Parts of the exercise:
A) Copy the stretch of the document clustering notebook from "## 📈 Visualize" through "embedding_2d = reducer.fit_transform(embeddings)", word for word.
B) Output the stretch of rows from the first row through the row containing "keyboard-switch-icon[interactable]: ⌨ <box>833" as a numbered list, with blank lines omitted.

# 📊 BERT-Based Document Clustering

This notebook demonstrates how to cluster documents using sentence embeddings and visualize the results.

In [None]:
import json
import numpy as np
from sklearn.cluster import KMeans, AgglomerativeClustering
from sklearn.metrics import silhouette_score
from sentence_transformers import SentenceTransformer
import matplotlib.pyplot as plt
import seaborn as sns
import umap

sns.set(style="whitegrid")


In [None]:
with open("data/documents.json") as f:
    docs = json.load(f)

texts = [doc["text"] for doc in docs]
ids = [doc["id"] for doc in docs]
print(f"Loaded {len(texts)} documents.")


## 🧠 Generate Embeddings with Sentence-BERT

In [None]:
model = SentenceTransformer("all-MiniLM-L6-v2")
embeddings = model.encode(texts, convert_to_numpy=True, normalize_embeddings=True)
embeddings.shape


## 🔹 KMeans Clustering

In [None]:
kmeans = KMeans(n_clusters=3, random_state=42)
kmeans_labels = kmeans.fit_predict(embeddings)

for i, label in enumerate(kmeans_labels):
    print(f"[Cluster {label}] {texts[i]}")


In [None]:
score = silhouette_score(embeddings, kmeans_labels)
print(f"Silhouette Score: {score:.4f}")


## 📈 Visualize with UMAP

In [None]:
reducer = umap.UMAP(n_neighbors=5, min_dist=0.3, metric='cosine', random_state=42)
embedding_2d = reducer.fit_transform(embeddings)

plt.figure(figsize=(8, 6))
sns.scatterplot(x=embedding_2d[:,0], y=embedding_2d[:,1], hue=kmeans_labels, palette="Set2", s=80)
plt.title("UMAP projection of clustered docs")
plt.show()


## 🧬 Agglomerative Clustering (Optional)

In [None]:
agglo = AgglomerativeClustering(n_clusters=3, affinity='cosine', linkage='average')
agglo_labels = agglo.fit_predict(embeddings)

plt.figure(figsize=(8, 6))
sns.scatterplot(x=embedding_2d[:,0], y=embedding_2d[:,1], hue=agglo_labels, palette="Set1", s=80)
plt.title("UMAP + Agglomerative Clustering")
plt.show()

Provided information:

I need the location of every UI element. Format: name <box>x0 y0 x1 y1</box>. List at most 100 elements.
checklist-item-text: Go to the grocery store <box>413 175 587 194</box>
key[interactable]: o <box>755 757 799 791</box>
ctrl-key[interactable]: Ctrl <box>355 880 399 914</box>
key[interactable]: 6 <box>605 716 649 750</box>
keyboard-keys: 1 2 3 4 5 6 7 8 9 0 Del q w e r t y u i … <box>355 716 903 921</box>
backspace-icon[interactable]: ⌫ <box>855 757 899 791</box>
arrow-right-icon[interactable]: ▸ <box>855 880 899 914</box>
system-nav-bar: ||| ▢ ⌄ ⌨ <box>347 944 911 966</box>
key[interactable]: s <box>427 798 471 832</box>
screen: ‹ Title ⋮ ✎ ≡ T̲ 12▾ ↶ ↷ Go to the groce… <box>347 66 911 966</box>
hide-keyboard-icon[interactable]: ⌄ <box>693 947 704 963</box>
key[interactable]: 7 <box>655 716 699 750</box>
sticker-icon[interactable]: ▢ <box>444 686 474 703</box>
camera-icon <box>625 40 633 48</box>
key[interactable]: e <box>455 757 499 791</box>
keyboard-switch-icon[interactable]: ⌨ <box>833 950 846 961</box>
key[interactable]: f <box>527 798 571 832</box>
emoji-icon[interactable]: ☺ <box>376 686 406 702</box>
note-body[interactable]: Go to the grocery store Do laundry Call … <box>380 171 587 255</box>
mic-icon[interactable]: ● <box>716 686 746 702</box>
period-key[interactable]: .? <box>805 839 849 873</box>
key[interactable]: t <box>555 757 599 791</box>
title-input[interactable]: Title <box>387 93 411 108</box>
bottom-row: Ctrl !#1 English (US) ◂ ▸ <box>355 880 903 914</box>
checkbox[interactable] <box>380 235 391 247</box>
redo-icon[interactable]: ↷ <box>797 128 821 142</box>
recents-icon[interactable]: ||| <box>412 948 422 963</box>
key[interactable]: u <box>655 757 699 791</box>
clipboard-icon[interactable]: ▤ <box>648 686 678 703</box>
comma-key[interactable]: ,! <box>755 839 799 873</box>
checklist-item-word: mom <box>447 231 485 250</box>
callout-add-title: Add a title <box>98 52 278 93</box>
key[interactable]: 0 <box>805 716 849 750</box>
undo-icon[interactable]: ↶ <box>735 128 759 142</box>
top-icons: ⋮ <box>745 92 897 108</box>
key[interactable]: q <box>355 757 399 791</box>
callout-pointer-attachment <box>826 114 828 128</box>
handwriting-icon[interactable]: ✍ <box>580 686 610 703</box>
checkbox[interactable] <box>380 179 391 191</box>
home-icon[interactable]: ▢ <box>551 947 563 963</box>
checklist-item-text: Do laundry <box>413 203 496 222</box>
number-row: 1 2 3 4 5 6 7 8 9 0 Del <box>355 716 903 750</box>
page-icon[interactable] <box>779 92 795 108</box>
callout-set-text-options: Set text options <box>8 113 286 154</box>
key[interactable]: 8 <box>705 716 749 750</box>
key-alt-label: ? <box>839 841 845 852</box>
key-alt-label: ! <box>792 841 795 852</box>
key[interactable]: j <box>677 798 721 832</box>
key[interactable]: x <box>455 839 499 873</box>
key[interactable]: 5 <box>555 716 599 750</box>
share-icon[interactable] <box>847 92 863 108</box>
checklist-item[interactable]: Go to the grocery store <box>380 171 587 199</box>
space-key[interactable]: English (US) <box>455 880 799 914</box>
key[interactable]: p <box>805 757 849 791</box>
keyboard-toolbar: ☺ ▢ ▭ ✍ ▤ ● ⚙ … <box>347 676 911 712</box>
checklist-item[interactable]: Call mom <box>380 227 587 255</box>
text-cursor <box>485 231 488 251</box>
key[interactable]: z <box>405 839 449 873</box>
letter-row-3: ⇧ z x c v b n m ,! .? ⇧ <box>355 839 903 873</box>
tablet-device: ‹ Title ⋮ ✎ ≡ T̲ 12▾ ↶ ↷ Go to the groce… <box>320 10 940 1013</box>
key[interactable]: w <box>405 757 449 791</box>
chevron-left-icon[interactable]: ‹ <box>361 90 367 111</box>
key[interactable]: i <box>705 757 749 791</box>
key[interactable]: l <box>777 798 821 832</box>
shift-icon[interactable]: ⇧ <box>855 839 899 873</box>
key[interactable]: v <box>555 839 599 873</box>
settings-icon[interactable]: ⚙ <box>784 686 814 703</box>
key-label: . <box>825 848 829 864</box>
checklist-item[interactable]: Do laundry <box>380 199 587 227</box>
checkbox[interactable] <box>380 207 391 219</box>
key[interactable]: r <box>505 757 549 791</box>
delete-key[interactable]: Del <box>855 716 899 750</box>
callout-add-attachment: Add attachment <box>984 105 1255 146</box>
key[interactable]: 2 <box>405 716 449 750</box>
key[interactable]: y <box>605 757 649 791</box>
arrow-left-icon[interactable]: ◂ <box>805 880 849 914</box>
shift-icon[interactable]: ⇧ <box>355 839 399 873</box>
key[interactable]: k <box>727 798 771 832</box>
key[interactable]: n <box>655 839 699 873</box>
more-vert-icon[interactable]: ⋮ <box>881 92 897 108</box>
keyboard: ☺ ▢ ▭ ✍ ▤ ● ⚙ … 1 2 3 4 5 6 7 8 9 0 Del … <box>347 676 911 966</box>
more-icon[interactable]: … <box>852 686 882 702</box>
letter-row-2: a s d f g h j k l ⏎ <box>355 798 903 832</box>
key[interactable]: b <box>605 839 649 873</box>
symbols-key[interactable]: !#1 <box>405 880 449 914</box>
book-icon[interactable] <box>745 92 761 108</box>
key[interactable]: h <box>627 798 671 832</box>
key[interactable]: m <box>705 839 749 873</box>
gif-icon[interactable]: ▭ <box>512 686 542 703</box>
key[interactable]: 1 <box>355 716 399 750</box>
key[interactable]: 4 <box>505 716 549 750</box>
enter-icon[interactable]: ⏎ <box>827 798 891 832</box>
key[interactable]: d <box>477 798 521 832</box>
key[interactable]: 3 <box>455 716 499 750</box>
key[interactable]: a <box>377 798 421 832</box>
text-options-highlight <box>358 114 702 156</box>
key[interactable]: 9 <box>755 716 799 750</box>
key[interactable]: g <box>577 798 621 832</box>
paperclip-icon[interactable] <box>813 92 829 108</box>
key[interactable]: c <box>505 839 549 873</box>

Set of answers:
A)
## 📈 Visualize with UMAP

In [None]:
reducer = umap.UMAP(n_neighbors=5, min_dist=0.3, metric='cosine', random_state=42)
embedding_2d = reducer.fit_transform(embeddings)

B)
1. I need the location of every UI element. Format: name <box>x0 y0 x1 y1</box>. List at most 100 elements.
2. checklist-item-text: Go to the grocery store <box>413 175 587 194</box>
3. key[interactable]: o <box>755 757 799 791</box>
4. ctrl-key[interactable]: Ctrl <box>355 880 399 914</box>
5. key[interactable]: 6 <box>605 716 649 750</box>
6. keyboard-keys: 1 2 3 4 5 6 7 8 9 0 Del q w e r t y u i … <box>355 716 903 921</box>
7. backspace-icon[interactable]: ⌫ <box>855 757 899 791</box>
8. arrow-right-icon[interactable]: ▸ <box>855 880 899 914</box>
9. system-nav-bar: ||| ▢ ⌄ ⌨ <box>347 944 911 966</box>
10. key[interactable]: s <box>427 798 471 832</box>
11. screen: ‹ Title ⋮ ✎ ≡ T̲ 12▾ ↶ ↷ Go to the groce… <box>347 66 911 966</box>
12. hide-keyboard-icon[interactable]: ⌄ <box>693 947 704 963</box>
13. key[interactable]: 7 <box>655 716 699 750</box>
14. sticker-icon[interactable]: ▢ <box>444 686 474 703</box>
15. camera-icon <box>625 40 633 48</box>
16. key[interactable]: e <box>455 757 499 791</box>
17. keyboard-switch-icon[interactable]: ⌨ <box>833 950 846 961</box>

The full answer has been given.